The request:
Extract every line from the entries below that contains the word "Звук".

Records for this exercise:
========================

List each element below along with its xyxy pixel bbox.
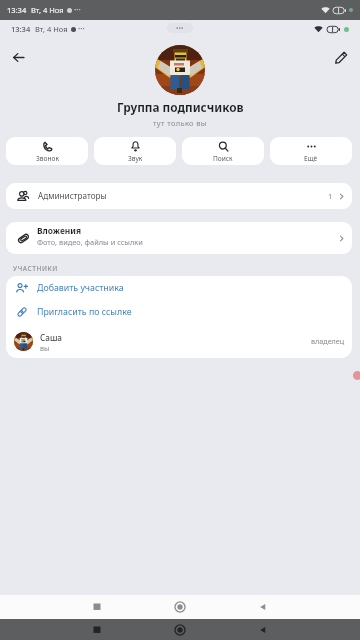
button[interactable]: Администраторы xyxy=(6,183,352,209)
button[interactable]: Edit xyxy=(326,42,356,72)
staticText: Звонок xyxy=(36,154,59,163)
staticText: тут только вы xyxy=(153,118,207,128)
button[interactable]: Звонок xyxy=(6,137,88,165)
button[interactable]: Ещё xyxy=(270,137,352,165)
staticText: Звук xyxy=(128,154,143,163)
staticText: 13:34 xyxy=(7,5,27,15)
button[interactable]: Саша xyxy=(6,324,352,358)
staticText: УЧАСТНИКИ xyxy=(13,264,58,273)
staticText: 1 xyxy=(328,191,333,201)
staticText: Администраторы xyxy=(38,190,107,201)
staticText: ••• xyxy=(176,24,184,33)
staticText: ••• xyxy=(74,6,81,14)
staticText: Группа подписчиков xyxy=(117,99,244,115)
button[interactable]: Поиск xyxy=(182,137,264,165)
button[interactable]: Recents xyxy=(86,596,108,618)
staticText: Вт, 4 Ноя xyxy=(35,24,68,34)
button[interactable]: Пригласить по ссылке xyxy=(6,300,352,324)
staticText: Поиск xyxy=(213,154,233,163)
button[interactable]: Добавить участника xyxy=(6,276,352,300)
button[interactable]: Звук xyxy=(94,137,176,165)
button[interactable]: Home xyxy=(169,596,191,618)
staticText: Вт, 4 Ноя xyxy=(31,5,64,15)
button[interactable]: Back xyxy=(252,596,274,618)
staticText: Вложения xyxy=(37,225,82,236)
staticText: Пригласить по ссылке xyxy=(37,306,132,318)
button[interactable]: Group photo xyxy=(155,45,205,95)
staticText: Фото, видео, файлы и ссылки xyxy=(37,237,143,247)
staticText: Добавить участника xyxy=(37,282,124,294)
staticText: владелец xyxy=(311,336,345,346)
staticText: вы xyxy=(40,344,50,354)
staticText: 13:34 xyxy=(11,24,31,34)
staticText: ••• xyxy=(78,25,85,33)
staticText: Саша xyxy=(40,332,63,343)
staticText: Ещё xyxy=(304,154,318,163)
button[interactable]: Вложения xyxy=(6,222,352,254)
button[interactable]: Back xyxy=(3,42,33,72)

========================

Answer to this task:
staticText: Звук xyxy=(128,154,143,163)
button[interactable]: Звук xyxy=(94,137,176,165)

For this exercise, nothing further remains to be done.